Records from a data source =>
◆ ◆ ◆ ◆
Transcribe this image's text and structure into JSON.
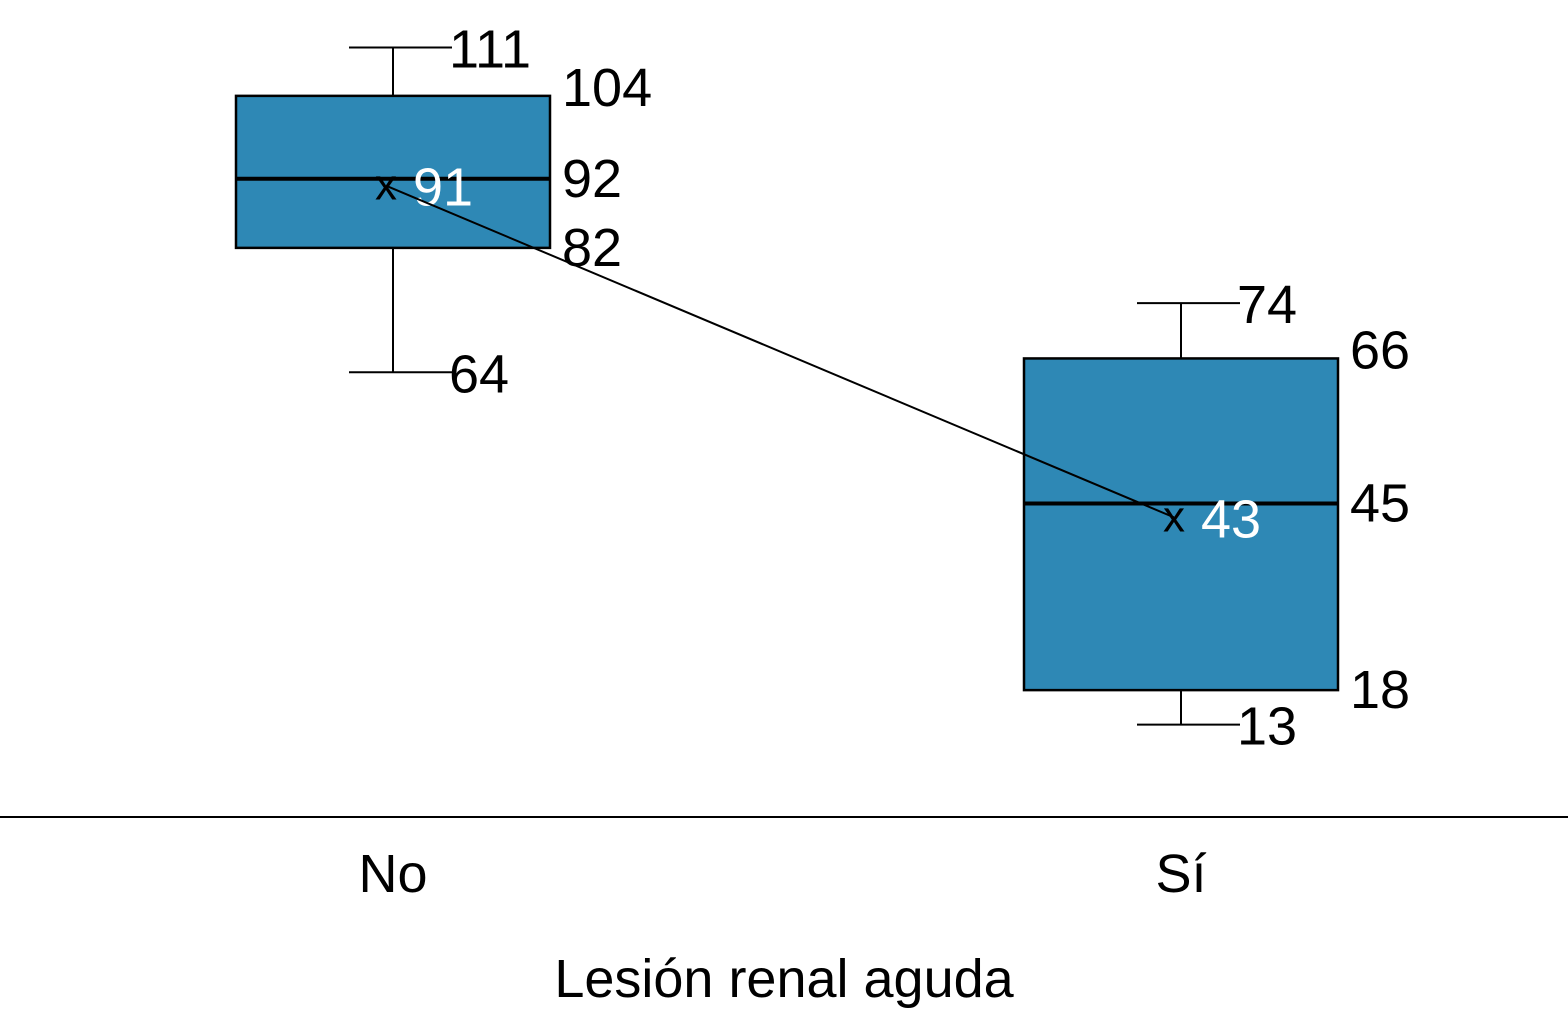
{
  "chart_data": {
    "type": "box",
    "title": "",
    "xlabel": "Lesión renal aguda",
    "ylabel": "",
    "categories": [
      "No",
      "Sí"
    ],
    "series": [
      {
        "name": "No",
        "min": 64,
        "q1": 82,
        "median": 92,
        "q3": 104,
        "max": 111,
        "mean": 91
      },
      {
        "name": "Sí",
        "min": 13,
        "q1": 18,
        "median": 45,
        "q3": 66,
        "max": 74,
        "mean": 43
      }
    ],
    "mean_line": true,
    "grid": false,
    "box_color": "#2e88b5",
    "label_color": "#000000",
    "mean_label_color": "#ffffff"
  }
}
◆ ◆ ◆ ◆
WRITTEN INSTRUCTION =>
The records above are to be reproduced exactly; the pictures are to be left out.

RESPONSE =>
Transcribe this image's text and structure into JSON.
{
  "chart_data": {
    "type": "box",
    "title": "",
    "xlabel": "Lesión renal aguda",
    "ylabel": "",
    "categories": [
      "No",
      "Sí"
    ],
    "series": [
      {
        "name": "No",
        "min": 64,
        "q1": 82,
        "median": 92,
        "q3": 104,
        "max": 111,
        "mean": 91
      },
      {
        "name": "Sí",
        "min": 13,
        "q1": 18,
        "median": 45,
        "q3": 66,
        "max": 74,
        "mean": 43
      }
    ],
    "mean_line": true,
    "grid": false,
    "box_color": "#2e88b5",
    "label_color": "#000000",
    "mean_label_color": "#ffffff"
  }
}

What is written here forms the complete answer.